Labeled box records:
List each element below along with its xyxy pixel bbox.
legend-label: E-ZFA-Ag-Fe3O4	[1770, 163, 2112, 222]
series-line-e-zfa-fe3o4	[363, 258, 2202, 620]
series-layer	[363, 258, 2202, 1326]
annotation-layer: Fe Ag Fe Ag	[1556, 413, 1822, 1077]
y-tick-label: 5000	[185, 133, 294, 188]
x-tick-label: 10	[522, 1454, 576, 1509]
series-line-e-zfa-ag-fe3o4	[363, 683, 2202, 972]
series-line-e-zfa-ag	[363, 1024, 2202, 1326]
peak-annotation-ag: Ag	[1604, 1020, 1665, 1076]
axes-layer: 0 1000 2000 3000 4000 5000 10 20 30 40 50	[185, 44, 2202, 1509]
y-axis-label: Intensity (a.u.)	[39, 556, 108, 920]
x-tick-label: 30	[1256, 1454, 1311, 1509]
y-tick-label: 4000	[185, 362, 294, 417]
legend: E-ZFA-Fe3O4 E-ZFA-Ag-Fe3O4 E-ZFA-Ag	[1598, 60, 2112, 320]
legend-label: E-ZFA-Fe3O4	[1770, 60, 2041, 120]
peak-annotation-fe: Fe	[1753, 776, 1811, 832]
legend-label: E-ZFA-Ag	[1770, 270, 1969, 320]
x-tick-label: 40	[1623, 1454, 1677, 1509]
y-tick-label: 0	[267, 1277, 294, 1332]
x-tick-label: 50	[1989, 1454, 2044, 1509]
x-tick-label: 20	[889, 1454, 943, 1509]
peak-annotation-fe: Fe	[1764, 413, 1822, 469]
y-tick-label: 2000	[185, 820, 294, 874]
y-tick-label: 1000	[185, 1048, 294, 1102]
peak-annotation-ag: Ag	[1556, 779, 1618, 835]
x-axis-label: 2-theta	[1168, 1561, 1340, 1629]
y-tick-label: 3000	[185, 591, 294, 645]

Task to complete =
Rewrite every line of the data above, replacing each "legend-label" with "legend-entry" and leaving everything else unchanged.

Complete output =
List each element below along with its xyxy pixel bbox.
legend-entry: E-ZFA-Ag-Fe3O4	[1770, 163, 2112, 222]
series-line-e-zfa-fe3o4	[363, 258, 2202, 620]
series-layer	[363, 258, 2202, 1326]
annotation-layer: Fe Ag Fe Ag	[1556, 413, 1822, 1077]
y-tick-label: 5000	[185, 133, 294, 188]
x-tick-label: 10	[522, 1454, 576, 1509]
series-line-e-zfa-ag-fe3o4	[363, 683, 2202, 972]
series-line-e-zfa-ag	[363, 1024, 2202, 1326]
peak-annotation-ag: Ag	[1604, 1020, 1665, 1076]
axes-layer: 0 1000 2000 3000 4000 5000 10 20 30 40 50	[185, 44, 2202, 1509]
y-axis-label: Intensity (a.u.)	[39, 556, 108, 920]
x-tick-label: 30	[1256, 1454, 1311, 1509]
y-tick-label: 4000	[185, 362, 294, 417]
legend: E-ZFA-Fe3O4 E-ZFA-Ag-Fe3O4 E-ZFA-Ag	[1598, 60, 2112, 320]
legend-entry: E-ZFA-Fe3O4	[1770, 60, 2041, 120]
peak-annotation-fe: Fe	[1753, 776, 1811, 832]
legend-entry: E-ZFA-Ag	[1770, 270, 1969, 320]
x-tick-label: 40	[1623, 1454, 1677, 1509]
y-tick-label: 0	[267, 1277, 294, 1332]
x-tick-label: 50	[1989, 1454, 2044, 1509]
x-tick-label: 20	[889, 1454, 943, 1509]
peak-annotation-fe: Fe	[1764, 413, 1822, 469]
y-tick-label: 2000	[185, 820, 294, 874]
y-tick-label: 1000	[185, 1048, 294, 1102]
peak-annotation-ag: Ag	[1556, 779, 1618, 835]
x-axis-label: 2-theta	[1168, 1561, 1340, 1629]
y-tick-label: 3000	[185, 591, 294, 645]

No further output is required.